> [WHAT IS ASKED]
Pick out each line with the word "title" from the material that follows.

> [EXERCISE MATERIALS]
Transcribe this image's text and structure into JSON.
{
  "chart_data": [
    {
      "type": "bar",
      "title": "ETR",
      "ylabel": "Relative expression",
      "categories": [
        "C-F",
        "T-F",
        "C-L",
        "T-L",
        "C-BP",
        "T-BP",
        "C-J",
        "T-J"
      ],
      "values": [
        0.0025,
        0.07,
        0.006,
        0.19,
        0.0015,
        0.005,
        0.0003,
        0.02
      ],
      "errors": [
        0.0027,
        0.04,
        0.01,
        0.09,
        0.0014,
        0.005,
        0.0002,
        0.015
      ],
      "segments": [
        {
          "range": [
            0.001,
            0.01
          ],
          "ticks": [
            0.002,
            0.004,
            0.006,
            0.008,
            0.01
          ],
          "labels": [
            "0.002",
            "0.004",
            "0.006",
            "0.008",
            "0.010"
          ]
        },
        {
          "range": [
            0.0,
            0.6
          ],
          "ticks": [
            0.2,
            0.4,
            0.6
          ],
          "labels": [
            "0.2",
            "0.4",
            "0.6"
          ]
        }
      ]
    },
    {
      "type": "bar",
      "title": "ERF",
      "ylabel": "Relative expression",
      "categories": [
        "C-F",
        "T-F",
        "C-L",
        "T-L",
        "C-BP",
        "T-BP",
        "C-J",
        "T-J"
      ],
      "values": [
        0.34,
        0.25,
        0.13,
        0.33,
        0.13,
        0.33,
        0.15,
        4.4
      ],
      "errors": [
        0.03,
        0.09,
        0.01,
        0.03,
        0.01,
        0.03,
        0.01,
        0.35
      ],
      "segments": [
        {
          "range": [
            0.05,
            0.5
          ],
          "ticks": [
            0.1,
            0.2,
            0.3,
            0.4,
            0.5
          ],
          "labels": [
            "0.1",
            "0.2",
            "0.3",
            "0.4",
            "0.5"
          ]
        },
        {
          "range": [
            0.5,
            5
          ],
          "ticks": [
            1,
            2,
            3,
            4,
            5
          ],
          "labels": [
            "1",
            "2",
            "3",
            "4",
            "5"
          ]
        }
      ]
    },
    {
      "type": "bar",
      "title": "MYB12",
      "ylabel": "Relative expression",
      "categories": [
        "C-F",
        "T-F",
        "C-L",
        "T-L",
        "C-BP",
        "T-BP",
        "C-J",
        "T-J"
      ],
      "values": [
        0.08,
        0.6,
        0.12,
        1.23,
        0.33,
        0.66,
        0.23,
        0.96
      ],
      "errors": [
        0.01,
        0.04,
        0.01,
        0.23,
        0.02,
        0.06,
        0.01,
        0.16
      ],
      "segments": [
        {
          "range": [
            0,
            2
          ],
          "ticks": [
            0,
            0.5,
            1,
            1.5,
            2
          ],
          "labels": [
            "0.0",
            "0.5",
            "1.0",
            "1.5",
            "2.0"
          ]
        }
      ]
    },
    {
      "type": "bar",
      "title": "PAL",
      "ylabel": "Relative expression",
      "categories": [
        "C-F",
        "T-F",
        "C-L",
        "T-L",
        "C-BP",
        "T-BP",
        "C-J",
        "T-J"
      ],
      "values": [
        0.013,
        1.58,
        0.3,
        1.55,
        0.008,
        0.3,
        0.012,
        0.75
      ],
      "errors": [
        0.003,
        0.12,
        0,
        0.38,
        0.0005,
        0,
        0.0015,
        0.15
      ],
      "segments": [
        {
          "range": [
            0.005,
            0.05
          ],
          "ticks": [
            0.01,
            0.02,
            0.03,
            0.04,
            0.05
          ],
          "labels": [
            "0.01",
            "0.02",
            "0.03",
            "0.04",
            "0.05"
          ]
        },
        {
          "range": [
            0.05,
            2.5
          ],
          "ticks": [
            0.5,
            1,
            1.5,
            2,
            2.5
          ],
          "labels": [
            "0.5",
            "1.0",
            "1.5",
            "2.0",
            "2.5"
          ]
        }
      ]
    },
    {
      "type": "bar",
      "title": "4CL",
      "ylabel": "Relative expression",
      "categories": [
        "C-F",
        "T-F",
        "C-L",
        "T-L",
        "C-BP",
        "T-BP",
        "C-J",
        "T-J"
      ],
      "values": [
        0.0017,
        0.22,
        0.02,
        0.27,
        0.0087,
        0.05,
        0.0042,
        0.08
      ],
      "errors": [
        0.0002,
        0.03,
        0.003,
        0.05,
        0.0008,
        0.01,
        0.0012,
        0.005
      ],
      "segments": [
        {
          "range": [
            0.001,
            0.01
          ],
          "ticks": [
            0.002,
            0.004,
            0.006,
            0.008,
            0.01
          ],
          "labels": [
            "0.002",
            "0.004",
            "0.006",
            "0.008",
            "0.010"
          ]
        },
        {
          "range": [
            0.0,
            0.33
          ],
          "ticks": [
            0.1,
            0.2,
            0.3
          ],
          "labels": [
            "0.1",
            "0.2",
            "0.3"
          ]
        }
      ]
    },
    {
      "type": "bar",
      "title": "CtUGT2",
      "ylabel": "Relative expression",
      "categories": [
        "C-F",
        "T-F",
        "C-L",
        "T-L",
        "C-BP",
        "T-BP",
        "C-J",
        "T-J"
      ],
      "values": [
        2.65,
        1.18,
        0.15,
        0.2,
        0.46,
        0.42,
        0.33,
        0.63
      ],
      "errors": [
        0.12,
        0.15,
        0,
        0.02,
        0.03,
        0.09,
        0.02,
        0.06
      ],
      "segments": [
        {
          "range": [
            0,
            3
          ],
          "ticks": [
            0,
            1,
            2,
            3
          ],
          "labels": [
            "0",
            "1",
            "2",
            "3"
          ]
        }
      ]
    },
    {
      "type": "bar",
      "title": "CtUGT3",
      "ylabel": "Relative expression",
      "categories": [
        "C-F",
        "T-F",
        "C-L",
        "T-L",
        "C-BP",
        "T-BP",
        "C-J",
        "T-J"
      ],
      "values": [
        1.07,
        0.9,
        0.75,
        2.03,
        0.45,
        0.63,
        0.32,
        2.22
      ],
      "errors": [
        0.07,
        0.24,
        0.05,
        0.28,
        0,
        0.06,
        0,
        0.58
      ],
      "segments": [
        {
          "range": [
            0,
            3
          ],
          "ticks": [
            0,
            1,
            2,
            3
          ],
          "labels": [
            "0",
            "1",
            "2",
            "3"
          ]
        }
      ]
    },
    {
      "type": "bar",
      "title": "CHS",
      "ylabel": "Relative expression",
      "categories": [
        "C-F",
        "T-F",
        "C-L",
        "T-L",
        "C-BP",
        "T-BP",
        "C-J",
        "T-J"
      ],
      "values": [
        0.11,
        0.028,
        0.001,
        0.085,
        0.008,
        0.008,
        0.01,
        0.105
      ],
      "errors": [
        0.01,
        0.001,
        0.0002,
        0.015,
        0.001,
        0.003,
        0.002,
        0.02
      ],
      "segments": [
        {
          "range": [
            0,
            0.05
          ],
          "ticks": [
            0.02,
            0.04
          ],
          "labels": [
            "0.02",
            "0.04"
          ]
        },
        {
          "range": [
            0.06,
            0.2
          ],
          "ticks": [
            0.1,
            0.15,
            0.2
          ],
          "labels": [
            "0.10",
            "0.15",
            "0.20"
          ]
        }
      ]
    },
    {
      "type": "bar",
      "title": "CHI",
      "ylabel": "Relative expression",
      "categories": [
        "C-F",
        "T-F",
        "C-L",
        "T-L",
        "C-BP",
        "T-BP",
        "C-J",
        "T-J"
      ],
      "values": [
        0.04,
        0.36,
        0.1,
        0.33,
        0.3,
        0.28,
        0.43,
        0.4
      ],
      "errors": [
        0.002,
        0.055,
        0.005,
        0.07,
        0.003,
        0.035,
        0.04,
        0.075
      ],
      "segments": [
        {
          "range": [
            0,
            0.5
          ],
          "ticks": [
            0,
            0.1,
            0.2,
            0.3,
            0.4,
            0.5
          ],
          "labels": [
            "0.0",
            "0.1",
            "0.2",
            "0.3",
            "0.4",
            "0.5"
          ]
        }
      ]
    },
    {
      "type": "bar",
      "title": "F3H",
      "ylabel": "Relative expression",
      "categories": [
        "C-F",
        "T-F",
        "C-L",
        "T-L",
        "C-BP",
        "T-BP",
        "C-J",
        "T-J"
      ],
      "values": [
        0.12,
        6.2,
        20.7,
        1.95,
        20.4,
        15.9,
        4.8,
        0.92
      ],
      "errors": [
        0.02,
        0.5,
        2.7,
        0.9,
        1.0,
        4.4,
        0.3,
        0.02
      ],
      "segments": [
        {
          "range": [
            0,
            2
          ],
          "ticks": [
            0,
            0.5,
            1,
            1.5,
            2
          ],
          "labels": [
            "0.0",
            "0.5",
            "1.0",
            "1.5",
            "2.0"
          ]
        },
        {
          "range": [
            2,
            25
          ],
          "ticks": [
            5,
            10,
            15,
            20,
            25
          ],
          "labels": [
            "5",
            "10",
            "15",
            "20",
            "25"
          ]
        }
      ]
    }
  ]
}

> [EXERCISE RESPONSE]
      "title": "ETR",
      "title": "ERF",
      "title": "MYB12",
      "title": "PAL",
      "title": "4CL",
      "title": "CtUGT2",
      "title": "CtUGT3",
      "title": "CHS",
      "title": "CHI",
      "title": "F3H",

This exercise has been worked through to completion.